Source extract >>
There have been multiple nights like this since then. One night, I imagined that somewhere in the headquarters of Uber, a display of pictures of myself crying is taped on a wall with a sign above them that reads “BEWARE” and laughed to myself.
Then I got home and washed up, still laughing at how hilarious it would be. I laughed to myself as I peeled off my sweat drenched clothes and then laughed some more as I wiped off the sticky residue of makeup off my face until eventually, dread creeped in and it was no longer funny. A whiplash of tiredness and annoyance slapped me as I wondered how many nights and how many drivers had witnessed me in this state. Somewhere along the way, I found deep pleasure in this sadness. Because now, I wasn’t sad alone in the corner of my room anymore but under the lights at a party with my lipstick smudged and after a carefully planned performance. But maybe it doesn’t have to be like this, I thought to myself.
I thought about the times I danced the night away at a club or a party, how it first became a place for me to escape and to even celebrate myself. A defiant act to take up space. But somehow, it quickly morphed into something else.
I was talking to my close friend the other day, and we grieved because we had to grow up so young and so fast. It was as if we had strolled out of our mother’s womb fully adults. We were daughters and therefore, every moment of our life had us meticulously planning in maturity, being responsible for everyone around us. We could not afford to be stupid.

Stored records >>
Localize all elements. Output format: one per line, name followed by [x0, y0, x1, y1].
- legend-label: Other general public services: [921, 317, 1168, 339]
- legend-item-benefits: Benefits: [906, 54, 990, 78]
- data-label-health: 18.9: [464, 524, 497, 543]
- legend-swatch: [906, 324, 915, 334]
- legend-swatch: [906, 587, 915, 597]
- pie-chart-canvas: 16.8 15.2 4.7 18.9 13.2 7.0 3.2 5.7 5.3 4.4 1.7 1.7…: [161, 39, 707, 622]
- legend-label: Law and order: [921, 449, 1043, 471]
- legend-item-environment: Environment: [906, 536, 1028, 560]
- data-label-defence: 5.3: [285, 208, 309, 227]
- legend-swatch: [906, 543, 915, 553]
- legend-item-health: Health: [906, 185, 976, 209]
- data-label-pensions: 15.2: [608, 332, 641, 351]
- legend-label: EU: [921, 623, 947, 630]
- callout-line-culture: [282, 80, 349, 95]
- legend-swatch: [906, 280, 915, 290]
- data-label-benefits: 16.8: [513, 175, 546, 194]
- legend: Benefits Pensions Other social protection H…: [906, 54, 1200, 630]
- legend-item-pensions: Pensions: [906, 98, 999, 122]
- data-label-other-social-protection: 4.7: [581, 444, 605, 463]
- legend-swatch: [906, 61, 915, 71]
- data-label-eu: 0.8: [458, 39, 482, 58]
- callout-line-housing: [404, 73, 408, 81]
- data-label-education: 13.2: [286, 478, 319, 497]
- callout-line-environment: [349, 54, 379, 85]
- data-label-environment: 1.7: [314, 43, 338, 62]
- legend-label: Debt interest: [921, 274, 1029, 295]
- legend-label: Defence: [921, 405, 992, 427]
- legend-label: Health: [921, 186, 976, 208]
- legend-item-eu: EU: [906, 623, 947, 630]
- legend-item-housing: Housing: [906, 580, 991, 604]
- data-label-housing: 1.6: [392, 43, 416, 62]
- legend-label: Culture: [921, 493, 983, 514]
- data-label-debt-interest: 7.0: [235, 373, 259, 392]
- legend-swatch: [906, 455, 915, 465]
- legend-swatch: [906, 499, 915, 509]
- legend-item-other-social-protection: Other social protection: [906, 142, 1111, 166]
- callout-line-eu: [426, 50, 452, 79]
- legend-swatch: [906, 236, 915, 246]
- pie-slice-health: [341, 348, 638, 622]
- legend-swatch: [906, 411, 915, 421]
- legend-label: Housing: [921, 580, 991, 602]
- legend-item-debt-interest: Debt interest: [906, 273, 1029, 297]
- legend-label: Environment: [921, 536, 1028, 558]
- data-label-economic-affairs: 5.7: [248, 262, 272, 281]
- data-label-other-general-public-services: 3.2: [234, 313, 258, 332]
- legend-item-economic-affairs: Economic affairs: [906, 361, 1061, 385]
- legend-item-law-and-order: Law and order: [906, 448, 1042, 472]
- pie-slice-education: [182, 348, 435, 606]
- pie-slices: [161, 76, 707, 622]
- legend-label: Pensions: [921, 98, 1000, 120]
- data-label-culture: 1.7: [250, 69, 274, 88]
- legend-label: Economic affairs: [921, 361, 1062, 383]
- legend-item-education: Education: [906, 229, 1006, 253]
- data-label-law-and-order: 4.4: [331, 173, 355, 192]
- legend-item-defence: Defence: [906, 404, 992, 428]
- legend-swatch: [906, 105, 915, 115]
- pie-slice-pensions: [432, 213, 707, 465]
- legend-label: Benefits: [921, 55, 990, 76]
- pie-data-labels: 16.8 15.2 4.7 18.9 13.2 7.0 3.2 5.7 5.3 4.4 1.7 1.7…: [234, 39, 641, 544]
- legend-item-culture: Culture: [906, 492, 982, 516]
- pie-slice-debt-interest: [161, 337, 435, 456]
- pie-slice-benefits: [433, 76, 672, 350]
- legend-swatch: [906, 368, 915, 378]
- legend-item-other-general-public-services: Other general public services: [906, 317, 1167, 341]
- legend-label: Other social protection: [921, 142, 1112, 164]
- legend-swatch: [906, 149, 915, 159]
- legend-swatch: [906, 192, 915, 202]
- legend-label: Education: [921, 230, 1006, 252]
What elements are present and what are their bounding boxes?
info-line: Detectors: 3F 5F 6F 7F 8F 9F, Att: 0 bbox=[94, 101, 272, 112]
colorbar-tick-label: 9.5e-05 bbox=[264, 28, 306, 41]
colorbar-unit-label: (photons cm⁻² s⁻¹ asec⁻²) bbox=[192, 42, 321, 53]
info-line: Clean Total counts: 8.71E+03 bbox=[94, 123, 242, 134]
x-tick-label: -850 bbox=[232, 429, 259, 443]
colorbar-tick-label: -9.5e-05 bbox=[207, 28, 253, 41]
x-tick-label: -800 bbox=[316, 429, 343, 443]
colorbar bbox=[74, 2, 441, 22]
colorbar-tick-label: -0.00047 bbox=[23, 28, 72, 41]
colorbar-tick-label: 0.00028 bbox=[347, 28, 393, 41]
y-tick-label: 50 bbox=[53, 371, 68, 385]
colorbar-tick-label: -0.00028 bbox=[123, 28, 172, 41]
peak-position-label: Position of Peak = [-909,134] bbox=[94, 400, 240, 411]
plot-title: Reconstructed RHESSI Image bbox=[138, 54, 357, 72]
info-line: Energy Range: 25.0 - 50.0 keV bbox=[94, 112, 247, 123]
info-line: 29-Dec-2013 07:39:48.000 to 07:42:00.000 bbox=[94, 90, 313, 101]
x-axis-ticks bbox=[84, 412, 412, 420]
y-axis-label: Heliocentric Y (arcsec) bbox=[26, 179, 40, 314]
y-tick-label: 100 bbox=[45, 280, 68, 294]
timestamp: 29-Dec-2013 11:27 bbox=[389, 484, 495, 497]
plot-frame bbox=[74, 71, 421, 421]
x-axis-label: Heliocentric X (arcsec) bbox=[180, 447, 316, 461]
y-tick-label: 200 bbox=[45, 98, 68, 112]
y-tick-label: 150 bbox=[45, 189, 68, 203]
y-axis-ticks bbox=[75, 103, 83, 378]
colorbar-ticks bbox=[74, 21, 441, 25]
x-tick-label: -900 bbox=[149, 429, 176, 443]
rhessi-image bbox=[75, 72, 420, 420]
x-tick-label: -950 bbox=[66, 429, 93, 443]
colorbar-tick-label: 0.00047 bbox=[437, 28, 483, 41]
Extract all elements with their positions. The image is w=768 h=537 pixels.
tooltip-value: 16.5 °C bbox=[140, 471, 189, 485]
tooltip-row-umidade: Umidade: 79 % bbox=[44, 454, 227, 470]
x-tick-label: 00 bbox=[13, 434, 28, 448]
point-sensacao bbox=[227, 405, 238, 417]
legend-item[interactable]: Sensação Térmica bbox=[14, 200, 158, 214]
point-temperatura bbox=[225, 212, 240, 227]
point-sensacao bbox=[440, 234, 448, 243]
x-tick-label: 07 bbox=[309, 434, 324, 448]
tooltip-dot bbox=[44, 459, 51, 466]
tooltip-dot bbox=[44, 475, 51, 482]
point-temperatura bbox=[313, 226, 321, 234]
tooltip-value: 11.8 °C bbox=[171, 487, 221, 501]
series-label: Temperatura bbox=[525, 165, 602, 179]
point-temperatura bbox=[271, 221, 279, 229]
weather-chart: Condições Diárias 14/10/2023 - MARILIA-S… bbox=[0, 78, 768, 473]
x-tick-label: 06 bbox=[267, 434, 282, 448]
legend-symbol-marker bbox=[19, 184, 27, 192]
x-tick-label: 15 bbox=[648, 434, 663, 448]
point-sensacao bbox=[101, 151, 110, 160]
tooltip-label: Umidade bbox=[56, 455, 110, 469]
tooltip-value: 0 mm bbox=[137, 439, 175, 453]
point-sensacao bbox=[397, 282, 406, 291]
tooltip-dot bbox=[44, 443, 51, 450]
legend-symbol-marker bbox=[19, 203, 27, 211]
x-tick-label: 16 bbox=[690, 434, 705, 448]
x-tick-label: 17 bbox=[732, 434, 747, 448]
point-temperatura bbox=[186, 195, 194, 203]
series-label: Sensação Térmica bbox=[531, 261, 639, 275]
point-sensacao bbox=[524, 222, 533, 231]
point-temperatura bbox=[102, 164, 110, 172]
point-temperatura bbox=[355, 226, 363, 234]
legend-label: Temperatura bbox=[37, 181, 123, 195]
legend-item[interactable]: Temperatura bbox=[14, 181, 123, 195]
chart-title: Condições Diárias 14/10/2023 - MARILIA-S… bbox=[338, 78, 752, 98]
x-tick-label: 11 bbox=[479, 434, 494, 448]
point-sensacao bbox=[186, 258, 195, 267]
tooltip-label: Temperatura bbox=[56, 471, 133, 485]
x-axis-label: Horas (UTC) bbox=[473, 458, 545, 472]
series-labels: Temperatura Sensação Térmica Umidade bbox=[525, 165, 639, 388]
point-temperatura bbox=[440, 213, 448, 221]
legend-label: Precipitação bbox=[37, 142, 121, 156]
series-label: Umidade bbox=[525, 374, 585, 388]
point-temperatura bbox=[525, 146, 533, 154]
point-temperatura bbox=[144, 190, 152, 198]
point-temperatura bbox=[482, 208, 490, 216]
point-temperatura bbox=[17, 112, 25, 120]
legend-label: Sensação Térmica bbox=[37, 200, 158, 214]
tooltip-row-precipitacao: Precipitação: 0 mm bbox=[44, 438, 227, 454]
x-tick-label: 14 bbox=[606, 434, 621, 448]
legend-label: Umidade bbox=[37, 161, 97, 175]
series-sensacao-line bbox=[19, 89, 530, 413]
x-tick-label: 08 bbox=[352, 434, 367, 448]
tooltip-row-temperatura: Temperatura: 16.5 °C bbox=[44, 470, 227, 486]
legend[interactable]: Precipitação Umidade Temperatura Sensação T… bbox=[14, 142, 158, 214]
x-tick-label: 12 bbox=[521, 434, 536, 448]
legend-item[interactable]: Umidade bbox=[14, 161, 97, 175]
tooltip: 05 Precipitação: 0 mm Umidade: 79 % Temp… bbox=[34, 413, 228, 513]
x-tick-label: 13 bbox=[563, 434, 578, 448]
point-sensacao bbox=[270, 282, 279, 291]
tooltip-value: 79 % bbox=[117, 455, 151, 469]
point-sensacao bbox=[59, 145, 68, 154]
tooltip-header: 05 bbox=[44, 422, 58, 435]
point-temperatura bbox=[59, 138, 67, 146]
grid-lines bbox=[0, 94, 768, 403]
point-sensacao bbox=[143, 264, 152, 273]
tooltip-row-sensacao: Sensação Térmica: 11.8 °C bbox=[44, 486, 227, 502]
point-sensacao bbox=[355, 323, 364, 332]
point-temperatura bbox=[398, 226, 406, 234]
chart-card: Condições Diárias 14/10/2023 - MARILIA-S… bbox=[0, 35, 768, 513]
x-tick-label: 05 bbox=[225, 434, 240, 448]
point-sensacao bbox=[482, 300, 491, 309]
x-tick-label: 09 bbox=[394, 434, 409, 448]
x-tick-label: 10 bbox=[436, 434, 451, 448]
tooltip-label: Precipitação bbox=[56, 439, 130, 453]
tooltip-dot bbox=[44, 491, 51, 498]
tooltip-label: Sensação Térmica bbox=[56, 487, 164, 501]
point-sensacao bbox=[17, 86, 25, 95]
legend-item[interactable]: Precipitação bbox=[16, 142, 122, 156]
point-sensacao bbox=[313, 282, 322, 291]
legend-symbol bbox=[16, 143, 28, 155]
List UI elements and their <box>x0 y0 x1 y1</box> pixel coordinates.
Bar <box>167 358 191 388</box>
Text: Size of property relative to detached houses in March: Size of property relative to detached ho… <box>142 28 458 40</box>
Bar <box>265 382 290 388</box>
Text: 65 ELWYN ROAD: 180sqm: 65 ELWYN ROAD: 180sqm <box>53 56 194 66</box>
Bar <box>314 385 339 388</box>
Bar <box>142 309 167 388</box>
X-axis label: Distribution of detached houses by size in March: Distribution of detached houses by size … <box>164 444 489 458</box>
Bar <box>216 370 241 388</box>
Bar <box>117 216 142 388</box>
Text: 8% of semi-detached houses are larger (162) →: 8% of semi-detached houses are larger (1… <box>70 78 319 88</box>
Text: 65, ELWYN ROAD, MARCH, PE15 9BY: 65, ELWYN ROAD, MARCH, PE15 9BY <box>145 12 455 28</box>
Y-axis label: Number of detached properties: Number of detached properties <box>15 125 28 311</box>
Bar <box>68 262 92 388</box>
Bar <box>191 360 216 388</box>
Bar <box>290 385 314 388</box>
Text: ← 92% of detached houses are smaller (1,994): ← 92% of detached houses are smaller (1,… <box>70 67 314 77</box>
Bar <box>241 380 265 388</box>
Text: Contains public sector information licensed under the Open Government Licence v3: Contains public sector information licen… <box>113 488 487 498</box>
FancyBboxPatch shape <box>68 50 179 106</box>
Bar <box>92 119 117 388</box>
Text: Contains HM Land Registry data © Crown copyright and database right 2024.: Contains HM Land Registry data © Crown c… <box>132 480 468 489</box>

What is required >>
Copy out the personal essay passage on tearful nights after parties, reproducing it in full, word for word.

Finished answer >>
There have been multiple nights like this since then. One night, I imagined that somewhere in the headquarters of Uber, a display of pictures of myself crying is taped on a wall with a sign above them that reads “BEWARE” and laughed to myself.
Then I got home and washed up, still laughing at how hilarious it would be. I laughed to myself as I peeled off my sweat drenched clothes and then laughed some more as I wiped off the sticky residue of makeup off my face until eventually, dread creeped in and it was no longer funny. A whiplash of tiredness and annoyance slapped me as I wondered how many nights and how many drivers had witnessed me in this state. Somewhere along the way, I found deep pleasure in this sadness. Because now, I wasn’t sad alone in the corner of my room anymore but under the lights at a party with my lipstick smudged and after a carefully planned performance. But maybe it doesn’t have to be like this, I thought to myself.
I thought about the times I danced the night away at a club or a party, how it first became a place for me to escape and to even celebrate myself. A defiant act to take up space. But somehow, it quickly morphed into something else.
I was talking to my close friend the other day, and we grieved because we had to grow up so young and so fast. It was as if we had strolled out of our mother’s womb fully adults. We were daughters and therefore, every moment of our life had us meticulously planning in maturity, being responsible for everyone around us. We could not afford to be stupid.